__Objective__. Repeat the data that follows, word for word, without the images.

__Records supplied__.
---*---

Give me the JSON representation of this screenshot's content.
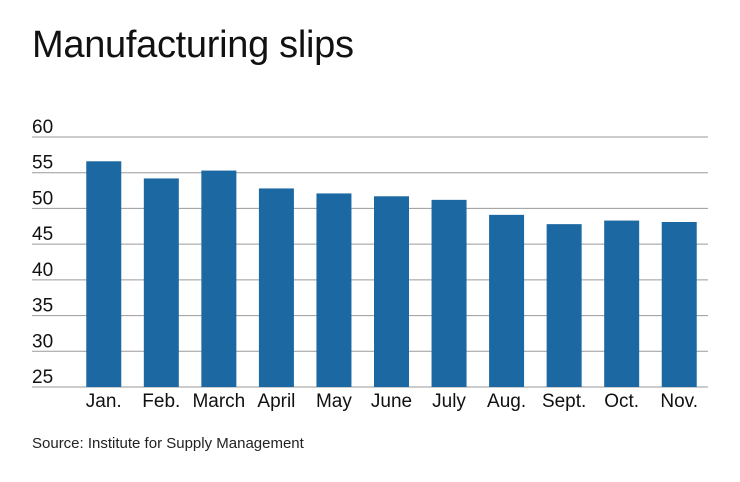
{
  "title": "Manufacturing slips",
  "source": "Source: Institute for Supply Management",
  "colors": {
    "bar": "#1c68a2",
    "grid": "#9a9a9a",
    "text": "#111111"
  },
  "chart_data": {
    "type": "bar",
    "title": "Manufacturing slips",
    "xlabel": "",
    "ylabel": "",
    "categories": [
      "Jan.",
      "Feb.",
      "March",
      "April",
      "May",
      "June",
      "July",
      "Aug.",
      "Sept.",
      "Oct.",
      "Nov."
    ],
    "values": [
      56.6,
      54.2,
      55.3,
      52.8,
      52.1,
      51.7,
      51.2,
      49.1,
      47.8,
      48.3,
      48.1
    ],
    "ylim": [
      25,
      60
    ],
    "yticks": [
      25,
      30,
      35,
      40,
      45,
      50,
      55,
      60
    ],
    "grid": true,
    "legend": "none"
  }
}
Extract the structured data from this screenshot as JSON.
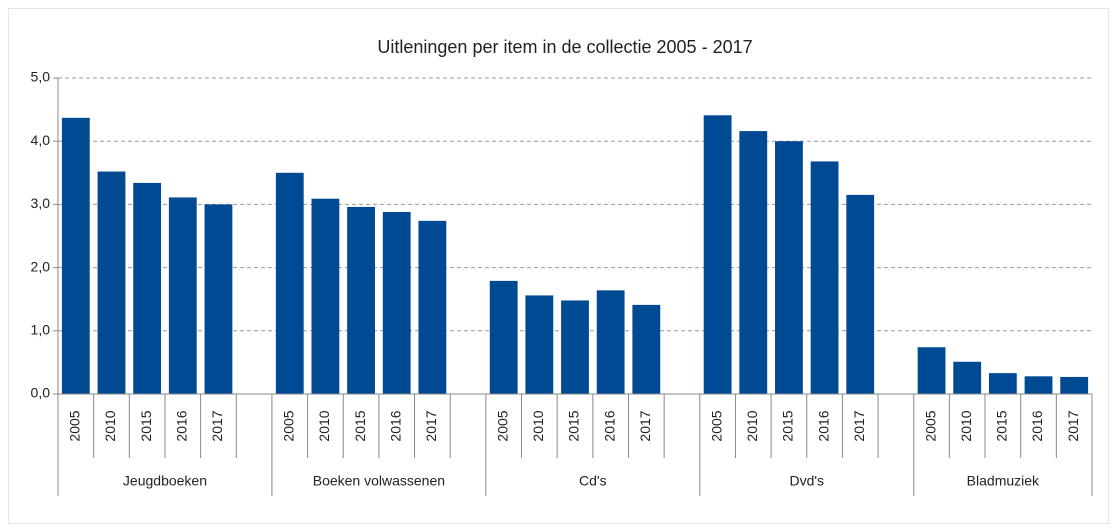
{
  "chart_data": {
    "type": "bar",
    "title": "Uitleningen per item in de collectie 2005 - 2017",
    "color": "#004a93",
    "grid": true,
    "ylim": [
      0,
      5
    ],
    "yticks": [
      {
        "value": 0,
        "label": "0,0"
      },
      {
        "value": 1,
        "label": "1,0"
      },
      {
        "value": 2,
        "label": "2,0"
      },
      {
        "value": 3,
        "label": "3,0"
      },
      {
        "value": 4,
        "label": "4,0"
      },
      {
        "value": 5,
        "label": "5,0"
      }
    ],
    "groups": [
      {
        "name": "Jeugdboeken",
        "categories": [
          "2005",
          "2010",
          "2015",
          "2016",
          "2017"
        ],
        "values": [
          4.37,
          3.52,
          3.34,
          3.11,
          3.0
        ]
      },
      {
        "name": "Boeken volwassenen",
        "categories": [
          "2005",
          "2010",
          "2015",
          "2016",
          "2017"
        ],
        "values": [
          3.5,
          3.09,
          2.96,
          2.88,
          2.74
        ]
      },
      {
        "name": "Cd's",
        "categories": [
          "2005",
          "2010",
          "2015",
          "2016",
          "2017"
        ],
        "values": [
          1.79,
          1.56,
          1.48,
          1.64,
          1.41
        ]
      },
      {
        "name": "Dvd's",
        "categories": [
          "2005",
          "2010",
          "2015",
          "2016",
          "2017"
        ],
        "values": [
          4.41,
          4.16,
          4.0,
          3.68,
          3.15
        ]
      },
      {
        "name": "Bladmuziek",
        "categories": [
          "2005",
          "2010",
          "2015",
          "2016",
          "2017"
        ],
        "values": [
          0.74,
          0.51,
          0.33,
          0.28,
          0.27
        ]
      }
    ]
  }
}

---*---

__Solution to this problem__.
Give me the JSON representation of this screenshot's content.
{
  "title": "Manufacturing slips",
  "source": "Source: Institute for Supply Management",
  "colors": {
    "bar": "#1c68a2",
    "grid": "#9a9a9a",
    "text": "#111111"
  },
  "chart_data": {
    "type": "bar",
    "title": "Manufacturing slips",
    "xlabel": "",
    "ylabel": "",
    "categories": [
      "Jan.",
      "Feb.",
      "March",
      "April",
      "May",
      "June",
      "July",
      "Aug.",
      "Sept.",
      "Oct.",
      "Nov."
    ],
    "values": [
      56.6,
      54.2,
      55.3,
      52.8,
      52.1,
      51.7,
      51.2,
      49.1,
      47.8,
      48.3,
      48.1
    ],
    "ylim": [
      25,
      60
    ],
    "yticks": [
      25,
      30,
      35,
      40,
      45,
      50,
      55,
      60
    ],
    "grid": true,
    "legend": "none"
  }
}
Extract the structured data from this screenshot as JSON.
{
  "chart_data": {
    "type": "bar",
    "title": "Uitleningen per item in de collectie 2005 - 2017",
    "color": "#004a93",
    "grid": true,
    "ylim": [
      0,
      5
    ],
    "yticks": [
      {
        "value": 0,
        "label": "0,0"
      },
      {
        "value": 1,
        "label": "1,0"
      },
      {
        "value": 2,
        "label": "2,0"
      },
      {
        "value": 3,
        "label": "3,0"
      },
      {
        "value": 4,
        "label": "4,0"
      },
      {
        "value": 5,
        "label": "5,0"
      }
    ],
    "groups": [
      {
        "name": "Jeugdboeken",
        "categories": [
          "2005",
          "2010",
          "2015",
          "2016",
          "2017"
        ],
        "values": [
          4.37,
          3.52,
          3.34,
          3.11,
          3.0
        ]
      },
      {
        "name": "Boeken volwassenen",
        "categories": [
          "2005",
          "2010",
          "2015",
          "2016",
          "2017"
        ],
        "values": [
          3.5,
          3.09,
          2.96,
          2.88,
          2.74
        ]
      },
      {
        "name": "Cd's",
        "categories": [
          "2005",
          "2010",
          "2015",
          "2016",
          "2017"
        ],
        "values": [
          1.79,
          1.56,
          1.48,
          1.64,
          1.41
        ]
      },
      {
        "name": "Dvd's",
        "categories": [
          "2005",
          "2010",
          "2015",
          "2016",
          "2017"
        ],
        "values": [
          4.41,
          4.16,
          4.0,
          3.68,
          3.15
        ]
      },
      {
        "name": "Bladmuziek",
        "categories": [
          "2005",
          "2010",
          "2015",
          "2016",
          "2017"
        ],
        "values": [
          0.74,
          0.51,
          0.33,
          0.28,
          0.27
        ]
      }
    ]
  }
}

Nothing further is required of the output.